● Task requirements:
Retype the records below exactly as they appear.

[Items listed in a dataset]
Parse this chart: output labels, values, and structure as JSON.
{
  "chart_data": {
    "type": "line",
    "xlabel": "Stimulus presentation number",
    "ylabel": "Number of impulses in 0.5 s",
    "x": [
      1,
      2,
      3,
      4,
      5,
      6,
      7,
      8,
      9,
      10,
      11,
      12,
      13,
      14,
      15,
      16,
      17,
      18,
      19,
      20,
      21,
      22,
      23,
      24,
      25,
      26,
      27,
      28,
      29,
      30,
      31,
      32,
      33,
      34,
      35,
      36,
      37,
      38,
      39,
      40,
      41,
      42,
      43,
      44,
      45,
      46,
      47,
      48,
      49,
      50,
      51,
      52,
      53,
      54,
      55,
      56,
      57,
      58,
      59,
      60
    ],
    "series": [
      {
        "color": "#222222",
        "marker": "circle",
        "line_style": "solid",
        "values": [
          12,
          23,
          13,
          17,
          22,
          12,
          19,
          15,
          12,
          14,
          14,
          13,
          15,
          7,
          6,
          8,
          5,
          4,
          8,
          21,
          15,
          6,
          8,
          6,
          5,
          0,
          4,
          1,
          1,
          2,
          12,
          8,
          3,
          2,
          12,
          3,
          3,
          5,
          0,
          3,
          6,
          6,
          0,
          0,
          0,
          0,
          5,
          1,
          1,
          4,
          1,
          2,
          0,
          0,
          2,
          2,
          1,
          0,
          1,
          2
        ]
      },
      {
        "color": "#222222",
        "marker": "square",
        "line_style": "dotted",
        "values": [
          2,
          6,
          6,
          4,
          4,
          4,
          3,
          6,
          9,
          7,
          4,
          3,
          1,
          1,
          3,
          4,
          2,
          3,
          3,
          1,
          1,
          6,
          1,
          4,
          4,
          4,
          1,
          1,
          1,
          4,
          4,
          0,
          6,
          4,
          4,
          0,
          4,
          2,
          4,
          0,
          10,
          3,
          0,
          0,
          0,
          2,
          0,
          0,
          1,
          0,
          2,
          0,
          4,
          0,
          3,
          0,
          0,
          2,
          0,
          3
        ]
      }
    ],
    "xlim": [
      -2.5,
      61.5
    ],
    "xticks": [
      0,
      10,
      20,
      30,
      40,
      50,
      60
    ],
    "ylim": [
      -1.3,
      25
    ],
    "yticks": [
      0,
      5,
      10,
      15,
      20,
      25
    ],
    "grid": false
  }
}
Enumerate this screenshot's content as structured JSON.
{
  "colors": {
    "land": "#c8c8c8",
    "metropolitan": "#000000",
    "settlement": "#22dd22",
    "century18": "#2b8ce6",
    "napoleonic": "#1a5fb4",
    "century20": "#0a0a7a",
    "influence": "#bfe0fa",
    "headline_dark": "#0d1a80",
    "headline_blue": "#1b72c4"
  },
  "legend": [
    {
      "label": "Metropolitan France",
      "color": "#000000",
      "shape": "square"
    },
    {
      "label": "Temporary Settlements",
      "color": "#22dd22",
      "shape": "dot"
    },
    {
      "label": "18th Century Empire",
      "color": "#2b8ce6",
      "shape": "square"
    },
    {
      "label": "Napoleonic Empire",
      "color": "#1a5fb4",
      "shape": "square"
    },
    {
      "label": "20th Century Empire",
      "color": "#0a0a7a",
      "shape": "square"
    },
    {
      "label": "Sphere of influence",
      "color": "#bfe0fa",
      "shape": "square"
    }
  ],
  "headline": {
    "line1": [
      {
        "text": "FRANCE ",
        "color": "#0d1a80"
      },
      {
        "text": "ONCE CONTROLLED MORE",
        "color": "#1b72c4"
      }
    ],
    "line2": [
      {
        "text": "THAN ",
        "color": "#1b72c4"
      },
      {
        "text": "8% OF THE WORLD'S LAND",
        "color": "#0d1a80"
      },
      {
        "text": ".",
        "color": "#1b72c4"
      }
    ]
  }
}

● Answer in full:
Parse this chart: output labels, values, and structure as JSON.
{
  "chart_data": {
    "type": "line",
    "xlabel": "Stimulus presentation number",
    "ylabel": "Number of impulses in 0.5 s",
    "x": [
      1,
      2,
      3,
      4,
      5,
      6,
      7,
      8,
      9,
      10,
      11,
      12,
      13,
      14,
      15,
      16,
      17,
      18,
      19,
      20,
      21,
      22,
      23,
      24,
      25,
      26,
      27,
      28,
      29,
      30,
      31,
      32,
      33,
      34,
      35,
      36,
      37,
      38,
      39,
      40,
      41,
      42,
      43,
      44,
      45,
      46,
      47,
      48,
      49,
      50,
      51,
      52,
      53,
      54,
      55,
      56,
      57,
      58,
      59,
      60
    ],
    "series": [
      {
        "color": "#222222",
        "marker": "circle",
        "line_style": "solid",
        "values": [
          12,
          23,
          13,
          17,
          22,
          12,
          19,
          15,
          12,
          14,
          14,
          13,
          15,
          7,
          6,
          8,
          5,
          4,
          8,
          21,
          15,
          6,
          8,
          6,
          5,
          0,
          4,
          1,
          1,
          2,
          12,
          8,
          3,
          2,
          12,
          3,
          3,
          5,
          0,
          3,
          6,
          6,
          0,
          0,
          0,
          0,
          5,
          1,
          1,
          4,
          1,
          2,
          0,
          0,
          2,
          2,
          1,
          0,
          1,
          2
        ]
      },
      {
        "color": "#222222",
        "marker": "square",
        "line_style": "dotted",
        "values": [
          2,
          6,
          6,
          4,
          4,
          4,
          3,
          6,
          9,
          7,
          4,
          3,
          1,
          1,
          3,
          4,
          2,
          3,
          3,
          1,
          1,
          6,
          1,
          4,
          4,
          4,
          1,
          1,
          1,
          4,
          4,
          0,
          6,
          4,
          4,
          0,
          4,
          2,
          4,
          0,
          10,
          3,
          0,
          0,
          0,
          2,
          0,
          0,
          1,
          0,
          2,
          0,
          4,
          0,
          3,
          0,
          0,
          2,
          0,
          3
        ]
      }
    ],
    "xlim": [
      -2.5,
      61.5
    ],
    "xticks": [
      0,
      10,
      20,
      30,
      40,
      50,
      60
    ],
    "ylim": [
      -1.3,
      25
    ],
    "yticks": [
      0,
      5,
      10,
      15,
      20,
      25
    ],
    "grid": false
  }
}
Enumerate this screenshot's content as structured JSON.
{
  "colors": {
    "land": "#c8c8c8",
    "metropolitan": "#000000",
    "settlement": "#22dd22",
    "century18": "#2b8ce6",
    "napoleonic": "#1a5fb4",
    "century20": "#0a0a7a",
    "influence": "#bfe0fa",
    "headline_dark": "#0d1a80",
    "headline_blue": "#1b72c4"
  },
  "legend": [
    {
      "label": "Metropolitan France",
      "color": "#000000",
      "shape": "square"
    },
    {
      "label": "Temporary Settlements",
      "color": "#22dd22",
      "shape": "dot"
    },
    {
      "label": "18th Century Empire",
      "color": "#2b8ce6",
      "shape": "square"
    },
    {
      "label": "Napoleonic Empire",
      "color": "#1a5fb4",
      "shape": "square"
    },
    {
      "label": "20th Century Empire",
      "color": "#0a0a7a",
      "shape": "square"
    },
    {
      "label": "Sphere of influence",
      "color": "#bfe0fa",
      "shape": "square"
    }
  ],
  "headline": {
    "line1": [
      {
        "text": "FRANCE ",
        "color": "#0d1a80"
      },
      {
        "text": "ONCE CONTROLLED MORE",
        "color": "#1b72c4"
      }
    ],
    "line2": [
      {
        "text": "THAN ",
        "color": "#1b72c4"
      },
      {
        "text": "8% OF THE WORLD'S LAND",
        "color": "#0d1a80"
      },
      {
        "text": ".",
        "color": "#1b72c4"
      }
    ]
  }
}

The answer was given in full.